━━ EXCERPTED RECORDS ━━

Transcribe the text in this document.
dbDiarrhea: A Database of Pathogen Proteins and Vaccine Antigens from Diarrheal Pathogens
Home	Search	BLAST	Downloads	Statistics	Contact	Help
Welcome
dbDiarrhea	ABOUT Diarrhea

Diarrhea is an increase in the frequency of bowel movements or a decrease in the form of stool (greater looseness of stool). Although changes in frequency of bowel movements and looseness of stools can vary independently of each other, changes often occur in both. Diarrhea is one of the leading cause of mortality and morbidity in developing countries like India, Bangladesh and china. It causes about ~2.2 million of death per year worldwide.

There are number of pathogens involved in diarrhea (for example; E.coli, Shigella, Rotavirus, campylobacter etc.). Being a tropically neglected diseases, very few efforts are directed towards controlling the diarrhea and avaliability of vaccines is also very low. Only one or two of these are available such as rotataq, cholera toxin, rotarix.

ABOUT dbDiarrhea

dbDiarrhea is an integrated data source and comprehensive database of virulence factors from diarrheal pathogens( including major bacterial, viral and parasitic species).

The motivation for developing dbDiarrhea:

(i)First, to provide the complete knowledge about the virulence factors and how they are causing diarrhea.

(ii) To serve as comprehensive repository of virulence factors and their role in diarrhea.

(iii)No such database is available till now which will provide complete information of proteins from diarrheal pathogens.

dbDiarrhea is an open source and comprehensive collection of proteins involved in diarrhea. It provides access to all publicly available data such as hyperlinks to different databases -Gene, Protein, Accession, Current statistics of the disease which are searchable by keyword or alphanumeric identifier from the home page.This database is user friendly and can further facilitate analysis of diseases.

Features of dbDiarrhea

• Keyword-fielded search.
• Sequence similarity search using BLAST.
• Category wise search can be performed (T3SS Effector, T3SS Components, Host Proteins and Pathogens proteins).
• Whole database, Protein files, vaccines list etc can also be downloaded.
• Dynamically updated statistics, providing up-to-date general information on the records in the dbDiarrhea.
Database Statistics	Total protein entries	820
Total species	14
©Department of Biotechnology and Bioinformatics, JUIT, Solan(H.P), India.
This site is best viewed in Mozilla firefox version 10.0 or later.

━━━
━━ EXCERPTED RECORDS ━━

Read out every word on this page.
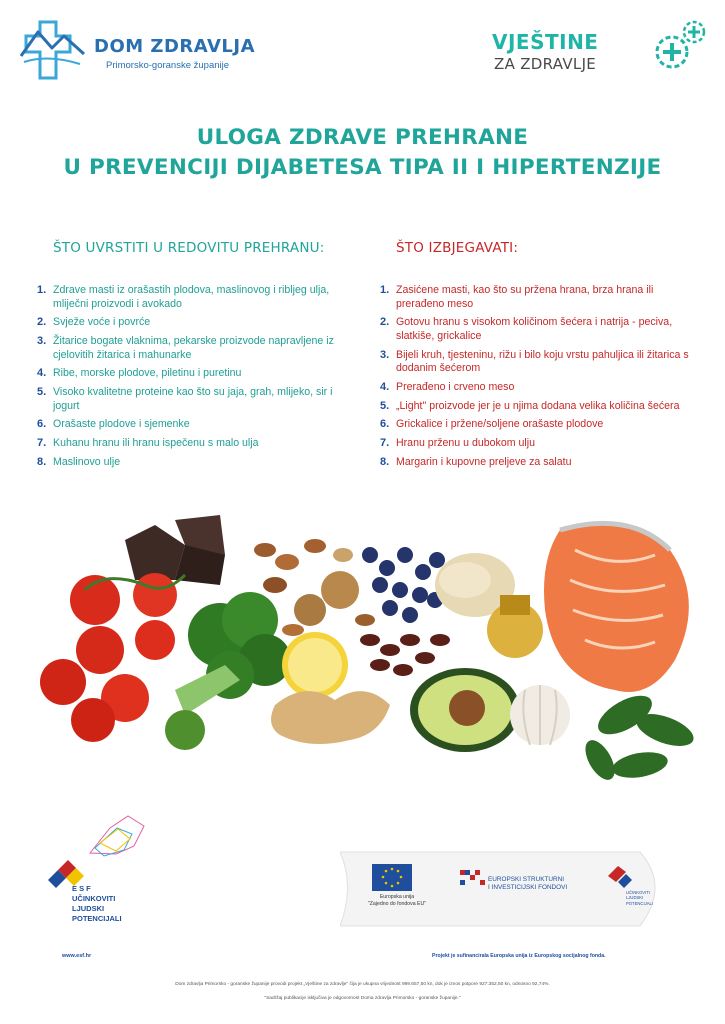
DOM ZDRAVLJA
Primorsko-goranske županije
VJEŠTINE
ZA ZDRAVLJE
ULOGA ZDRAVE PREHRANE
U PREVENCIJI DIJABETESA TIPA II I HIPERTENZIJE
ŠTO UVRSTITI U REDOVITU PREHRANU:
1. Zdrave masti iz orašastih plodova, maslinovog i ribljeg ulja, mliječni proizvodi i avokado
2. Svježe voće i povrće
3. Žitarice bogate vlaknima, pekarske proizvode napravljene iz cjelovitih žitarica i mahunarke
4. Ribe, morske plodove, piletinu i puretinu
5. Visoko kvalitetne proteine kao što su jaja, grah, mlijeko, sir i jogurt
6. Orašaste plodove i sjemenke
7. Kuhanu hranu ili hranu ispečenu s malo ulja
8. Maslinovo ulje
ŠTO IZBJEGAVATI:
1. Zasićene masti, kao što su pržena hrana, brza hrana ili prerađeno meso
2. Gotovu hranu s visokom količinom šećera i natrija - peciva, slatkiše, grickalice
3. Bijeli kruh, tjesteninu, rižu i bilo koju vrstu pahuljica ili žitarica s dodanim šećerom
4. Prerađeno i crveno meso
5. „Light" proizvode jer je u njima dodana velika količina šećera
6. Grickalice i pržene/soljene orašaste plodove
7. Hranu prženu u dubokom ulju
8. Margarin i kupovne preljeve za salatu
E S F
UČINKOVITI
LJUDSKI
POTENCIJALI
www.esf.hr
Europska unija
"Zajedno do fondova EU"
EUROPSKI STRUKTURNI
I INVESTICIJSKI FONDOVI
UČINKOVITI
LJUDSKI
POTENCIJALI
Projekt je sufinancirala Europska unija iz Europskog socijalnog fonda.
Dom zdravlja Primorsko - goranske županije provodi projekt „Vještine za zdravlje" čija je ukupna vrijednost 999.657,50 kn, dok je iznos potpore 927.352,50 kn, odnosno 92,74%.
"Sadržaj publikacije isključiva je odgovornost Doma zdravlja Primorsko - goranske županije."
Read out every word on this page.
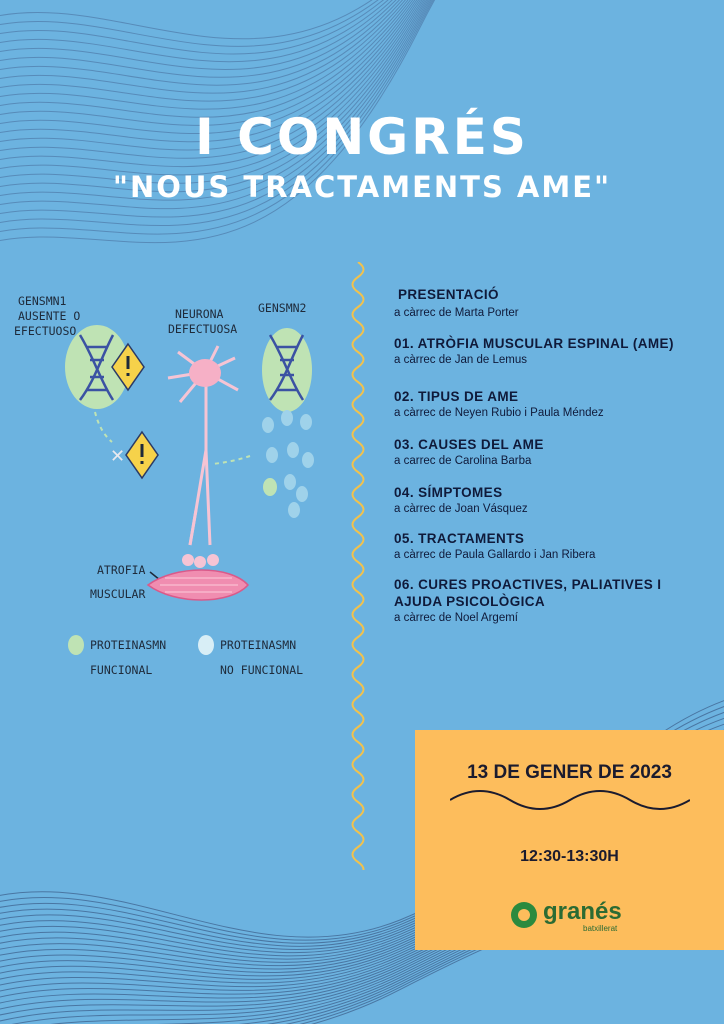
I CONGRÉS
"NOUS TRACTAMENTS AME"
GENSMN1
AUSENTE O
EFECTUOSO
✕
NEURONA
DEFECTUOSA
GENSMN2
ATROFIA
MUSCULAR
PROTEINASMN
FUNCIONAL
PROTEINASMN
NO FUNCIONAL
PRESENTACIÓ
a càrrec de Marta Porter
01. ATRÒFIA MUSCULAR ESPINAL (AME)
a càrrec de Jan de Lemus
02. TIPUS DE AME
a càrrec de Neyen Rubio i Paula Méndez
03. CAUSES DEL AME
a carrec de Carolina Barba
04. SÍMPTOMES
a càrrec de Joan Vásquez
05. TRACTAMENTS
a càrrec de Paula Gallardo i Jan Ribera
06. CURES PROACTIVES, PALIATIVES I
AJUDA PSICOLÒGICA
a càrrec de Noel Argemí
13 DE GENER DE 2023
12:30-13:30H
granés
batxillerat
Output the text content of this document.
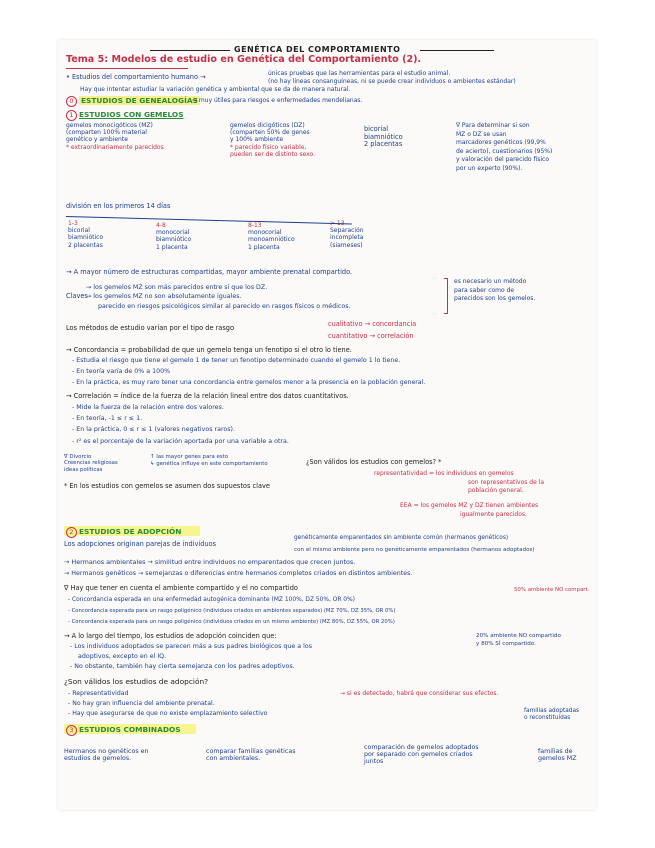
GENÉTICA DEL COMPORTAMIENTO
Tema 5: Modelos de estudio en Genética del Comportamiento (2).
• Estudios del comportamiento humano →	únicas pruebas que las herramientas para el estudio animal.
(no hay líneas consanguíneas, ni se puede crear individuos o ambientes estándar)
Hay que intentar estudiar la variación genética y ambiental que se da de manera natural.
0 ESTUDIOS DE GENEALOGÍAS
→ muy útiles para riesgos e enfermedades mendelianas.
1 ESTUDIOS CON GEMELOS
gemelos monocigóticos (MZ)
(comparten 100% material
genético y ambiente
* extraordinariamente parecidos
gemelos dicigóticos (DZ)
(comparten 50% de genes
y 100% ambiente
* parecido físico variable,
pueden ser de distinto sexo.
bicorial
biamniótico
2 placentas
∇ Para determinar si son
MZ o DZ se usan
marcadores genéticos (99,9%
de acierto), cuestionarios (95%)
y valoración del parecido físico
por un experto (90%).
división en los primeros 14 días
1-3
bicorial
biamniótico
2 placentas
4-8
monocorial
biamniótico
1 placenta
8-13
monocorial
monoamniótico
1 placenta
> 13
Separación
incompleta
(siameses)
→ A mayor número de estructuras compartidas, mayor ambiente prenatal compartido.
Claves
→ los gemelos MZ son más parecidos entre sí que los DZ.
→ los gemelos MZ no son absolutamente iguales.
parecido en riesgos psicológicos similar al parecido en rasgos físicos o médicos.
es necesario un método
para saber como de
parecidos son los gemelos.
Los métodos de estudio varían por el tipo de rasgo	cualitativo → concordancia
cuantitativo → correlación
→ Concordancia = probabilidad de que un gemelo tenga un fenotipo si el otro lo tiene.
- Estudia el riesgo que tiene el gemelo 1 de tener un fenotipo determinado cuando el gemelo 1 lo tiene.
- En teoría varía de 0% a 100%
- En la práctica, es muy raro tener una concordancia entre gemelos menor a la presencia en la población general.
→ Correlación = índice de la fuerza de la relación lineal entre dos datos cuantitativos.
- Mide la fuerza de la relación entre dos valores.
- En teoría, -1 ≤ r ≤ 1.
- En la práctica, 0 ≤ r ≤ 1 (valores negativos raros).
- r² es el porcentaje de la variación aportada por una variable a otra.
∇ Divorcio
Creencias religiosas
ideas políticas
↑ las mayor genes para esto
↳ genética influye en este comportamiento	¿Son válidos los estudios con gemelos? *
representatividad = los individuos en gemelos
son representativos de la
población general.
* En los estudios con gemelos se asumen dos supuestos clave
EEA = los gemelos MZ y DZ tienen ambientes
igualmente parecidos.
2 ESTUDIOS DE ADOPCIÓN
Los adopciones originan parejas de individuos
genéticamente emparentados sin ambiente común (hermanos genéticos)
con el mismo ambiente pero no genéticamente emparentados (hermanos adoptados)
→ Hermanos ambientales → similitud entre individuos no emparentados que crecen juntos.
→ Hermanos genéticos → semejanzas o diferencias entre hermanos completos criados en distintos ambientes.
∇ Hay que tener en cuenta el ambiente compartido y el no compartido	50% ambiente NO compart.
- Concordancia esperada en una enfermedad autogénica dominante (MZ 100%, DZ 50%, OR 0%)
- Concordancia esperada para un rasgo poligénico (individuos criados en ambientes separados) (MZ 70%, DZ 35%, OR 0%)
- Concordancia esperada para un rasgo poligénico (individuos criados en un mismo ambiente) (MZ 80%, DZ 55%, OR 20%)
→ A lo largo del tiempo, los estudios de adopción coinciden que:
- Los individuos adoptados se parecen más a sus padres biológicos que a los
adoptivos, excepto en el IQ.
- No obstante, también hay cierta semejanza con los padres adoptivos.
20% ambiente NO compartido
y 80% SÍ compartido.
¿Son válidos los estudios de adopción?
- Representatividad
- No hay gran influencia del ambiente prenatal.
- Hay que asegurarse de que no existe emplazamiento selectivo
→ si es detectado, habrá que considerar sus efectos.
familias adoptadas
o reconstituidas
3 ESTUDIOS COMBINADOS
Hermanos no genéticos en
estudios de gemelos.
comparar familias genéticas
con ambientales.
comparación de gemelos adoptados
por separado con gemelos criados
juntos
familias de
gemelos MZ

━━━

TASK DETAILS
Determine how many lines in the data include "ulja", and let the answer be that number alone.

SOLUTION TO THIS PROBLEM
2